GIVEN INSTRUCTION: Copy out every line of the records where the string "JSON" occurs.

DATA IN THIS EXERCISE:

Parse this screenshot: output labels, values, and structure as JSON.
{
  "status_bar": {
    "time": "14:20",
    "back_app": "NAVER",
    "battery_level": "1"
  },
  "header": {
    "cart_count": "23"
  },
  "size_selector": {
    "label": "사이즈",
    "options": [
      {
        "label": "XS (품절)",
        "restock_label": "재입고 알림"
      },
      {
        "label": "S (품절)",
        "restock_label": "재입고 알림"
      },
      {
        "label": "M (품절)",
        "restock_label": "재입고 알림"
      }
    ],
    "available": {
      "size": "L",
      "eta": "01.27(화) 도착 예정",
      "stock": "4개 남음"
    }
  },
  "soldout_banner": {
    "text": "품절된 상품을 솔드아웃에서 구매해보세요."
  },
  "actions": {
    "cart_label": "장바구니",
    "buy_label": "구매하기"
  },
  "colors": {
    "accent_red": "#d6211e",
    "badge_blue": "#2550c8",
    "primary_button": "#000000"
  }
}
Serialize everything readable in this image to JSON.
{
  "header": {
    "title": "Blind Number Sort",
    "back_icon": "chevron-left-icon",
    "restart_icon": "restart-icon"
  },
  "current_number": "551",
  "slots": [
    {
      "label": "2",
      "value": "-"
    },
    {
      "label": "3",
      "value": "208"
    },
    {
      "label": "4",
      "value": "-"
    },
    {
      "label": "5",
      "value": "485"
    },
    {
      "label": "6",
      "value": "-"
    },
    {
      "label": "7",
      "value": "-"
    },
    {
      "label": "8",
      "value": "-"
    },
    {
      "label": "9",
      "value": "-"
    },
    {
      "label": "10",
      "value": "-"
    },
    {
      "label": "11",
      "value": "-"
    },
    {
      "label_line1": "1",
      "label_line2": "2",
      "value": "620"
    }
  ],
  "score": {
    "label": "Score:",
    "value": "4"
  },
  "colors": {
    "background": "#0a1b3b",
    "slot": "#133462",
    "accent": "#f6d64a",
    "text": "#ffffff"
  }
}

EXPECTED ANSWER:
Parse this screenshot: output labels, values, and structure as JSON.
Serialize everything readable in this image to JSON.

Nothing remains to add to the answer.